▶ WHAT YOU NEED TO DO: Will you quote all of the entries, word for word?

▶ SUPPLIED DATA:
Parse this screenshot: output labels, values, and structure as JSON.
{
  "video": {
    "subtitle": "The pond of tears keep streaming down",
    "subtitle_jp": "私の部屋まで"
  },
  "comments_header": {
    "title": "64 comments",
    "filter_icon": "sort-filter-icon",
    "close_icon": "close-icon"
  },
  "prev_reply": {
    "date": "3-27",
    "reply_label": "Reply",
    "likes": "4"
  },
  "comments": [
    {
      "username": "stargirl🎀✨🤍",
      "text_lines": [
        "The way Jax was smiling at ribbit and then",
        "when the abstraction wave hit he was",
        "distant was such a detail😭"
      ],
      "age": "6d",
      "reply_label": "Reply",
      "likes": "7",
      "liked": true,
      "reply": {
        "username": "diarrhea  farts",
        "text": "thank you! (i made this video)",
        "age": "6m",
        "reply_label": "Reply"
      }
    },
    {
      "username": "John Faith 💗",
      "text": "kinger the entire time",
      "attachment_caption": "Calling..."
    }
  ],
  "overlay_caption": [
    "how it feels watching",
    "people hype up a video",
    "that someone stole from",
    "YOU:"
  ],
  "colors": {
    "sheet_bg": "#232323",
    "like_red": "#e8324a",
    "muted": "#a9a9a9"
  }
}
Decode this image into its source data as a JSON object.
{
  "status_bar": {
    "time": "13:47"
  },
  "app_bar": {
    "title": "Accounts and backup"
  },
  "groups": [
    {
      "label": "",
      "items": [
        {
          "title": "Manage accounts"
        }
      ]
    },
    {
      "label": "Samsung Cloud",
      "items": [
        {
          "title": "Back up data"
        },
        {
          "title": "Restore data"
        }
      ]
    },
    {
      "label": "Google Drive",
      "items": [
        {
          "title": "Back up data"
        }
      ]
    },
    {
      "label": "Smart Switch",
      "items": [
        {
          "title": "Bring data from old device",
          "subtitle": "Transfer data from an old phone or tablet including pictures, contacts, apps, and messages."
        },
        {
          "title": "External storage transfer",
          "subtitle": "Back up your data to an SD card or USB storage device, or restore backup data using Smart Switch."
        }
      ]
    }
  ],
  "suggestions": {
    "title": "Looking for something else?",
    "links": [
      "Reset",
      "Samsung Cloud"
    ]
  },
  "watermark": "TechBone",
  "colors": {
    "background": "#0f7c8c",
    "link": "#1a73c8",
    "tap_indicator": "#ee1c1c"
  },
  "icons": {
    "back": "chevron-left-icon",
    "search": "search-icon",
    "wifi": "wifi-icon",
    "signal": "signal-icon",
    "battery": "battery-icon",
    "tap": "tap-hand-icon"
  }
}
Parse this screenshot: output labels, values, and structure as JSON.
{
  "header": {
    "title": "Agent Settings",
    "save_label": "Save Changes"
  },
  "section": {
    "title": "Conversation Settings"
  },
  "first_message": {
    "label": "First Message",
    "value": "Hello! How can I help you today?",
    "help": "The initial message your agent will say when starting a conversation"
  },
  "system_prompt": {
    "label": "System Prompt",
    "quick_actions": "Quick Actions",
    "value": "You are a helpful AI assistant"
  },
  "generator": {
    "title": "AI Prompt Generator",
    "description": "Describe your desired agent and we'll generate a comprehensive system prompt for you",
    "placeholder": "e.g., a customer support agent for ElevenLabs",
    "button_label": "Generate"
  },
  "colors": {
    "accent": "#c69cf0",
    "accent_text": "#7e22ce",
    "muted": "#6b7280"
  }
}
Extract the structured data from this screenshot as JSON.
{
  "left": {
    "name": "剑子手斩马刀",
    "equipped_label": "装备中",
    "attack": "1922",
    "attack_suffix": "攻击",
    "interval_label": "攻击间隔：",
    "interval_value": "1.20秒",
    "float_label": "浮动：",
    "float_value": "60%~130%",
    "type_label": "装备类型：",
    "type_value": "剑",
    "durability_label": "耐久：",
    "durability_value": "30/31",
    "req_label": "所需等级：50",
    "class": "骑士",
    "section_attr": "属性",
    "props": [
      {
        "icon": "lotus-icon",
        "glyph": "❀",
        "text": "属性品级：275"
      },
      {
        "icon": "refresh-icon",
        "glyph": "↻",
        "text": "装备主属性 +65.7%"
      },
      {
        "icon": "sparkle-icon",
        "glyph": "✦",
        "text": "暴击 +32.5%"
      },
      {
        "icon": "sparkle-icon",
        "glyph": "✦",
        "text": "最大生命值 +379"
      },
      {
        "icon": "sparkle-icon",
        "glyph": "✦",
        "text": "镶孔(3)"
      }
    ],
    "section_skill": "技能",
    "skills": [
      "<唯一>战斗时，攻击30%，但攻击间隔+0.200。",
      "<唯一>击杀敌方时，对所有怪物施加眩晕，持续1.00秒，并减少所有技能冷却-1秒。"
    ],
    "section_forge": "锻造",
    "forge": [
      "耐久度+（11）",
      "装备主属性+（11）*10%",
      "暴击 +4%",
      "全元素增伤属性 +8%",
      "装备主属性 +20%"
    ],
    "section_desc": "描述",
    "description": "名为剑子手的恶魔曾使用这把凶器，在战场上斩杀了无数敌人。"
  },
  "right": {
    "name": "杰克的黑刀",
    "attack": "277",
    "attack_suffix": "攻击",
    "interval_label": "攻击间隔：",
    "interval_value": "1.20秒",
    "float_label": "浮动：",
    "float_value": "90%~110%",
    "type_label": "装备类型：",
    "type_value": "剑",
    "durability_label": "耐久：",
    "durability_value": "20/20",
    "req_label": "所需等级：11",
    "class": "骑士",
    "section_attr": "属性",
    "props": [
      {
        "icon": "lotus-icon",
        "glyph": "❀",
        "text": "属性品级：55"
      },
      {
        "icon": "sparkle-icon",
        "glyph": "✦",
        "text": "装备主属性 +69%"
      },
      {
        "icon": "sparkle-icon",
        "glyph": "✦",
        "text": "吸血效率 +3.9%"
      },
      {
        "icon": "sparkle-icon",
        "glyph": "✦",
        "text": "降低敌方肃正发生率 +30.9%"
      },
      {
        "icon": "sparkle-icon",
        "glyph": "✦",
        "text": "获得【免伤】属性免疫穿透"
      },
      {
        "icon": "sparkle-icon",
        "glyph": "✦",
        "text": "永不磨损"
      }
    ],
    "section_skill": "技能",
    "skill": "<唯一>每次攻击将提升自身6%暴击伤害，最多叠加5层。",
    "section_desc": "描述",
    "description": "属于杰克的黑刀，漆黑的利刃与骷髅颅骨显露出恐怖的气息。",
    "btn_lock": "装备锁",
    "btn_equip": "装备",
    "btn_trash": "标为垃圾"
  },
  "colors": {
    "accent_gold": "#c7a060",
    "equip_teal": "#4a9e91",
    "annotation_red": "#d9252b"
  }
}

▶ RESULT OF THIS TASK:
Parse this screenshot: output labels, values, and structure as JSON.
{
  "video": {
    "subtitle": "The pond of tears keep streaming down",
    "subtitle_jp": "私の部屋まで"
  },
  "comments_header": {
    "title": "64 comments",
    "filter_icon": "sort-filter-icon",
    "close_icon": "close-icon"
  },
  "prev_reply": {
    "date": "3-27",
    "reply_label": "Reply",
    "likes": "4"
  },
  "comments": [
    {
      "username": "stargirl🎀✨🤍",
      "text_lines": [
        "The way Jax was smiling at ribbit and then",
        "when the abstraction wave hit he was",
        "distant was such a detail😭"
      ],
      "age": "6d",
      "reply_label": "Reply",
      "likes": "7",
      "liked": true,
      "reply": {
        "username": "diarrhea  farts",
        "text": "thank you! (i made this video)",
        "age": "6m",
        "reply_label": "Reply"
      }
    },
    {
      "username": "John Faith 💗",
      "text": "kinger the entire time",
      "attachment_caption": "Calling..."
    }
  ],
  "overlay_caption": [
    "how it feels watching",
    "people hype up a video",
    "that someone stole from",
    "YOU:"
  ],
  "colors": {
    "sheet_bg": "#232323",
    "like_red": "#e8324a",
    "muted": "#a9a9a9"
  }
}
Decode this image into its source data as a JSON object.
{
  "status_bar": {
    "time": "13:47"
  },
  "app_bar": {
    "title": "Accounts and backup"
  },
  "groups": [
    {
      "label": "",
      "items": [
        {
          "title": "Manage accounts"
        }
      ]
    },
    {
      "label": "Samsung Cloud",
      "items": [
        {
          "title": "Back up data"
        },
        {
          "title": "Restore data"
        }
      ]
    },
    {
      "label": "Google Drive",
      "items": [
        {
          "title": "Back up data"
        }
      ]
    },
    {
      "label": "Smart Switch",
      "items": [
        {
          "title": "Bring data from old device",
          "subtitle": "Transfer data from an old phone or tablet including pictures, contacts, apps, and messages."
        },
        {
          "title": "External storage transfer",
          "subtitle": "Back up your data to an SD card or USB storage device, or restore backup data using Smart Switch."
        }
      ]
    }
  ],
  "suggestions": {
    "title": "Looking for something else?",
    "links": [
      "Reset",
      "Samsung Cloud"
    ]
  },
  "watermark": "TechBone",
  "colors": {
    "background": "#0f7c8c",
    "link": "#1a73c8",
    "tap_indicator": "#ee1c1c"
  },
  "icons": {
    "back": "chevron-left-icon",
    "search": "search-icon",
    "wifi": "wifi-icon",
    "signal": "signal-icon",
    "battery": "battery-icon",
    "tap": "tap-hand-icon"
  }
}
Parse this screenshot: output labels, values, and structure as JSON.
{
  "header": {
    "title": "Agent Settings",
    "save_label": "Save Changes"
  },
  "section": {
    "title": "Conversation Settings"
  },
  "first_message": {
    "label": "First Message",
    "value": "Hello! How can I help you today?",
    "help": "The initial message your agent will say when starting a conversation"
  },
  "system_prompt": {
    "label": "System Prompt",
    "quick_actions": "Quick Actions",
    "value": "You are a helpful AI assistant"
  },
  "generator": {
    "title": "AI Prompt Generator",
    "description": "Describe your desired agent and we'll generate a comprehensive system prompt for you",
    "placeholder": "e.g., a customer support agent for ElevenLabs",
    "button_label": "Generate"
  },
  "colors": {
    "accent": "#c69cf0",
    "accent_text": "#7e22ce",
    "muted": "#6b7280"
  }
}
Extract the structured data from this screenshot as JSON.
{
  "left": {
    "name": "剑子手斩马刀",
    "equipped_label": "装备中",
    "attack": "1922",
    "attack_suffix": "攻击",
    "interval_label": "攻击间隔：",
    "interval_value": "1.20秒",
    "float_label": "浮动：",
    "float_value": "60%~130%",
    "type_label": "装备类型：",
    "type_value": "剑",
    "durability_label": "耐久：",
    "durability_value": "30/31",
    "req_label": "所需等级：50",
    "class": "骑士",
    "section_attr": "属性",
    "props": [
      {
        "icon": "lotus-icon",
        "glyph": "❀",
        "text": "属性品级：275"
      },
      {
        "icon": "refresh-icon",
        "glyph": "↻",
        "text": "装备主属性 +65.7%"
      },
      {
        "icon": "sparkle-icon",
        "glyph": "✦",
        "text": "暴击 +32.5%"
      },
      {
        "icon": "sparkle-icon",
        "glyph": "✦",
        "text": "最大生命值 +379"
      },
      {
        "icon": "sparkle-icon",
        "glyph": "✦",
        "text": "镶孔(3)"
      }
    ],
    "section_skill": "技能",
    "skills": [
      "<唯一>战斗时，攻击30%，但攻击间隔+0.200。",
      "<唯一>击杀敌方时，对所有怪物施加眩晕，持续1.00秒，并减少所有技能冷却-1秒。"
    ],
    "section_forge": "锻造",
    "forge": [
      "耐久度+（11）",
      "装备主属性+（11）*10%",
      "暴击 +4%",
      "全元素增伤属性 +8%",
      "装备主属性 +20%"
    ],
    "section_desc": "描述",
    "description": "名为剑子手的恶魔曾使用这把凶器，在战场上斩杀了无数敌人。"
  },
  "right": {
    "name": "杰克的黑刀",
    "attack": "277",
    "attack_suffix": "攻击",
    "interval_label": "攻击间隔：",
    "interval_value": "1.20秒",
    "float_label": "浮动：",
    "float_value": "90%~110%",
    "type_label": "装备类型：",
    "type_value": "剑",
    "durability_label": "耐久：",
    "durability_value": "20/20",
    "req_label": "所需等级：11",
    "class": "骑士",
    "section_attr": "属性",
    "props": [
      {
        "icon": "lotus-icon",
        "glyph": "❀",
        "text": "属性品级：55"
      },
      {
        "icon": "sparkle-icon",
        "glyph": "✦",
        "text": "装备主属性 +69%"
      },
      {
        "icon": "sparkle-icon",
        "glyph": "✦",
        "text": "吸血效率 +3.9%"
      },
      {
        "icon": "sparkle-icon",
        "glyph": "✦",
        "text": "降低敌方肃正发生率 +30.9%"
      },
      {
        "icon": "sparkle-icon",
        "glyph": "✦",
        "text": "获得【免伤】属性免疫穿透"
      },
      {
        "icon": "sparkle-icon",
        "glyph": "✦",
        "text": "永不磨损"
      }
    ],
    "section_skill": "技能",
    "skill": "<唯一>每次攻击将提升自身6%暴击伤害，最多叠加5层。",
    "section_desc": "描述",
    "description": "属于杰克的黑刀，漆黑的利刃与骷髅颅骨显露出恐怖的气息。",
    "btn_lock": "装备锁",
    "btn_equip": "装备",
    "btn_trash": "标为垃圾"
  },
  "colors": {
    "accent_gold": "#c7a060",
    "equip_teal": "#4a9e91",
    "annotation_red": "#d9252b"
  }
}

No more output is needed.